WHAT THE TASK ASKS = Listed below are entries; give the number of lines among them that include "notes", and only that number.

Stored data entries
============================================================

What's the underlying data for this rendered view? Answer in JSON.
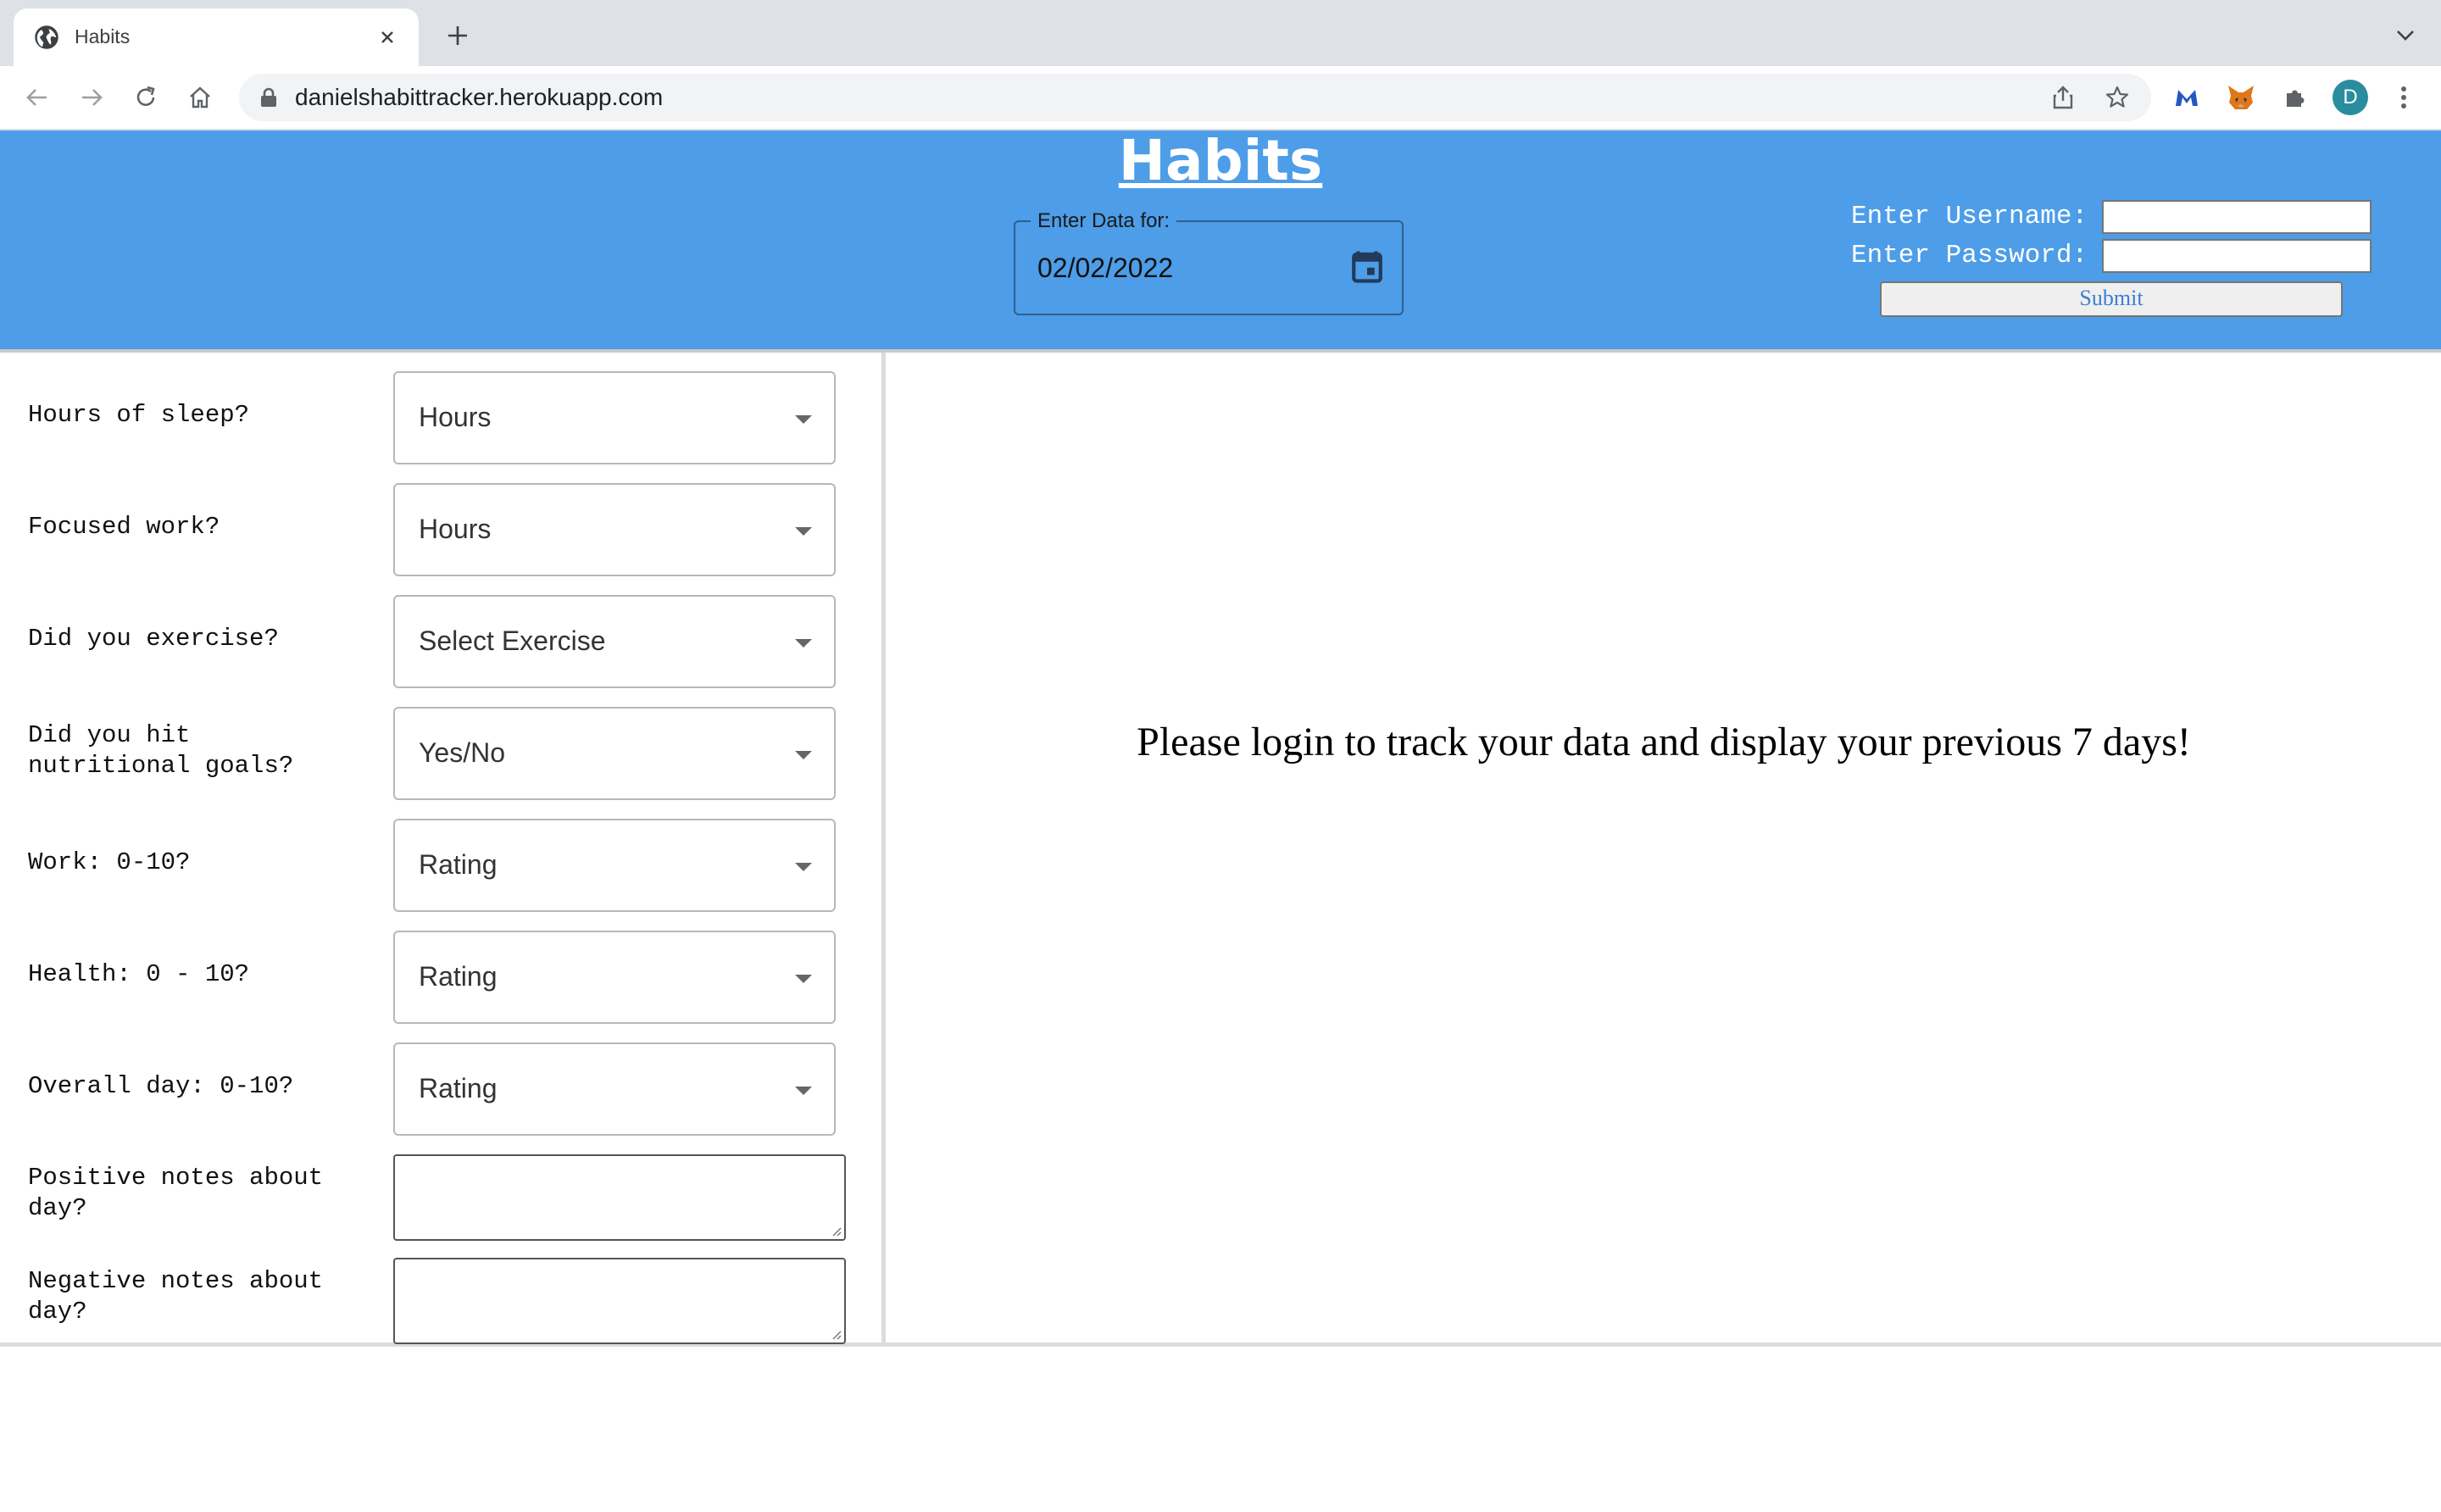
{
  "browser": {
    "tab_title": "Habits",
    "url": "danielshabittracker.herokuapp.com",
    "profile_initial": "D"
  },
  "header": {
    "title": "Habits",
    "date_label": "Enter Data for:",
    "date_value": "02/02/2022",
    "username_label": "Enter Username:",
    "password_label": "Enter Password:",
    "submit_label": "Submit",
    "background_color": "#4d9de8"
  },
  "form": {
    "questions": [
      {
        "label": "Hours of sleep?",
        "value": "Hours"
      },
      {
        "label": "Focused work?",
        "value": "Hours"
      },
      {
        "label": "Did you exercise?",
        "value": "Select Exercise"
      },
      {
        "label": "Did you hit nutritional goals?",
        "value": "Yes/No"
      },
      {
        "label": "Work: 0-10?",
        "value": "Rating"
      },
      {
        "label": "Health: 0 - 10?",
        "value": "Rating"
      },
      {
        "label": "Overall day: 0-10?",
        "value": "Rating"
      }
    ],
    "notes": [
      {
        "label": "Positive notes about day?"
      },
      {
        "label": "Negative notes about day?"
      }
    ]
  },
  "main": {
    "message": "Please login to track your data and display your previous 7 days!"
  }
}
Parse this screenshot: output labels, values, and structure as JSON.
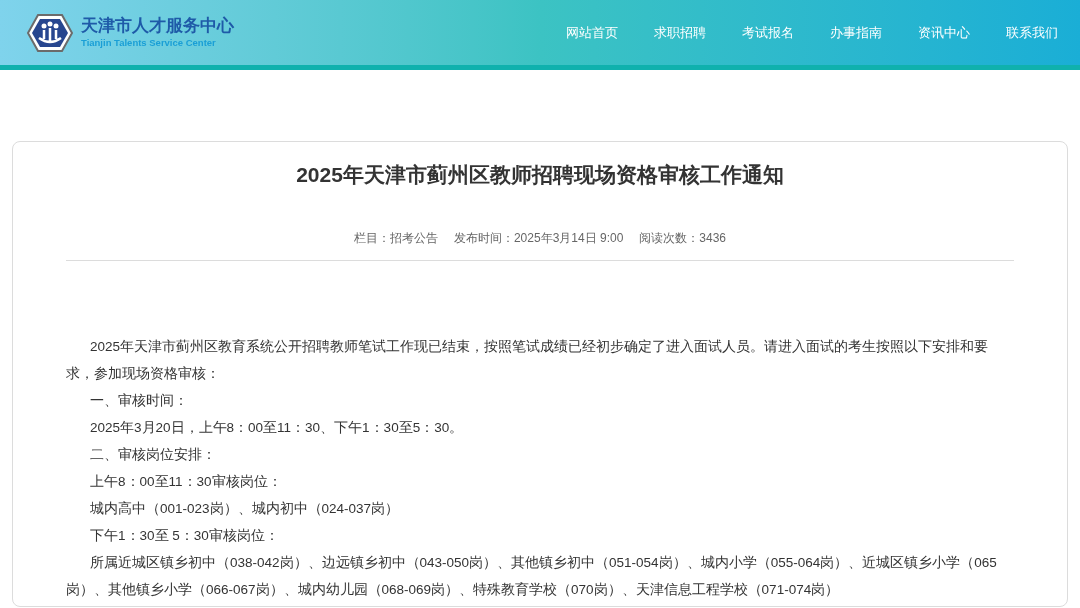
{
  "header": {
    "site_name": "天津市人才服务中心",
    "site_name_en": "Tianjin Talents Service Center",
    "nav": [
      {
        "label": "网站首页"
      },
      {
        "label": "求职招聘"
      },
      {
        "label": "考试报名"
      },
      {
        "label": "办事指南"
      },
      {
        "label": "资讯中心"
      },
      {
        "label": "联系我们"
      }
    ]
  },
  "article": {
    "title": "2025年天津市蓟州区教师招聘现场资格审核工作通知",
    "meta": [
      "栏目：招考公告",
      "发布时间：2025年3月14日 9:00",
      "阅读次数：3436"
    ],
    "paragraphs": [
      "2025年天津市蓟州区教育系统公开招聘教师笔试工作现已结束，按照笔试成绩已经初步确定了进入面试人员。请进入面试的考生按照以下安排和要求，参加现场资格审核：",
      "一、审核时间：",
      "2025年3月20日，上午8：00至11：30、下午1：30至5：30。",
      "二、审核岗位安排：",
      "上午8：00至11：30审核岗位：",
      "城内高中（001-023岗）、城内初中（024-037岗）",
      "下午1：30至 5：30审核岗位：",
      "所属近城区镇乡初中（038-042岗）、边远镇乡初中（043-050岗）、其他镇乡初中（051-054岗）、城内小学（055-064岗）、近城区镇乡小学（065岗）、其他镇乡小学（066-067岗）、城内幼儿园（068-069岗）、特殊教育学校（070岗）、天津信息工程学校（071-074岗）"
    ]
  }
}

============================================================

SOLUTION TO THIS EXERCISE = 3